> What you need to do:
Copy out the data below as written; omit any images.
_ _ _
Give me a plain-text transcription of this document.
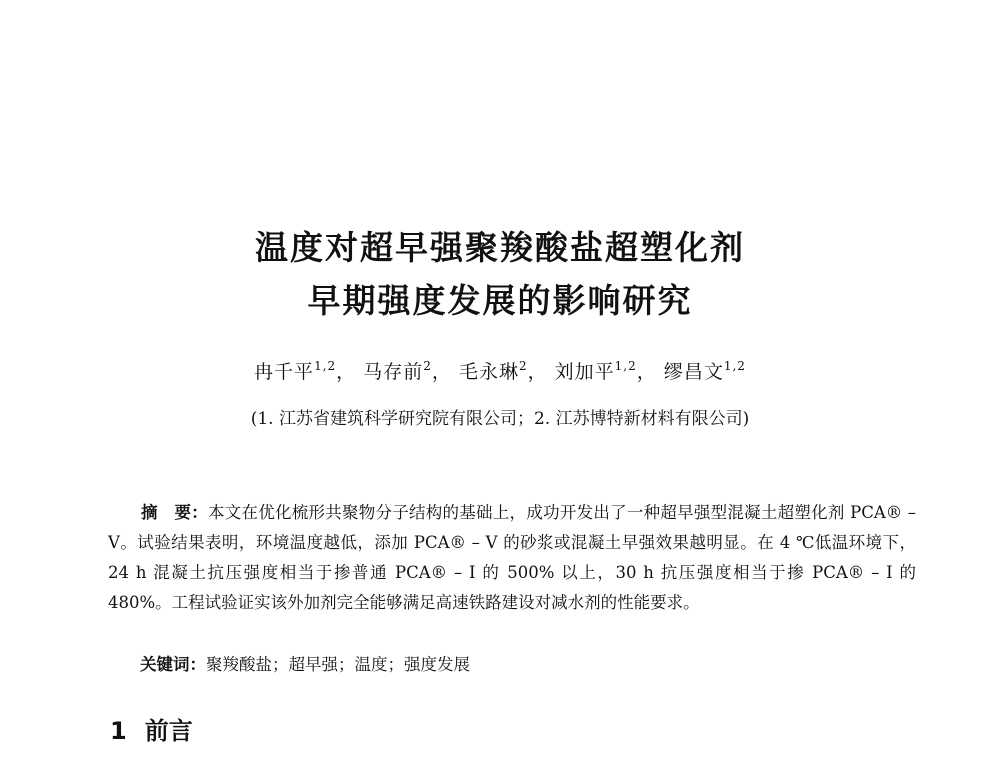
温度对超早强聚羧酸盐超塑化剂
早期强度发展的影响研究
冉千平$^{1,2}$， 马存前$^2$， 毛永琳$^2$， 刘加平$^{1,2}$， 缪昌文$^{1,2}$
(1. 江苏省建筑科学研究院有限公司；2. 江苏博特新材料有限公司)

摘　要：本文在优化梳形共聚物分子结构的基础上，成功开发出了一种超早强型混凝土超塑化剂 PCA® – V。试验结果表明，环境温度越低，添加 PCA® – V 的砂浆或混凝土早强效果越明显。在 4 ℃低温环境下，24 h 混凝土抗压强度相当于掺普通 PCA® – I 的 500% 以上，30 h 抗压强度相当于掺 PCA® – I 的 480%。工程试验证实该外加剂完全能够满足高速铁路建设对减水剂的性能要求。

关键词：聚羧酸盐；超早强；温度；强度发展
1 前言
_ _ _
> Problem solution:
Give me a plain-text transcription of this document.
温度对超早强聚羧酸盐超塑化剂
早期强度发展的影响研究
冉千平$^{1,2}$， 马存前$^2$， 毛永琳$^2$， 刘加平$^{1,2}$， 缪昌文$^{1,2}$
(1. 江苏省建筑科学研究院有限公司；2. 江苏博特新材料有限公司)

摘　要：本文在优化梳形共聚物分子结构的基础上，成功开发出了一种超早强型混凝土超塑化剂 PCA® – V。试验结果表明，环境温度越低，添加 PCA® – V 的砂浆或混凝土早强效果越明显。在 4 ℃低温环境下，24 h 混凝土抗压强度相当于掺普通 PCA® – I 的 500% 以上，30 h 抗压强度相当于掺 PCA® – I 的 480%。工程试验证实该外加剂完全能够满足高速铁路建设对减水剂的性能要求。

关键词：聚羧酸盐；超早强；温度；强度发展
1 前言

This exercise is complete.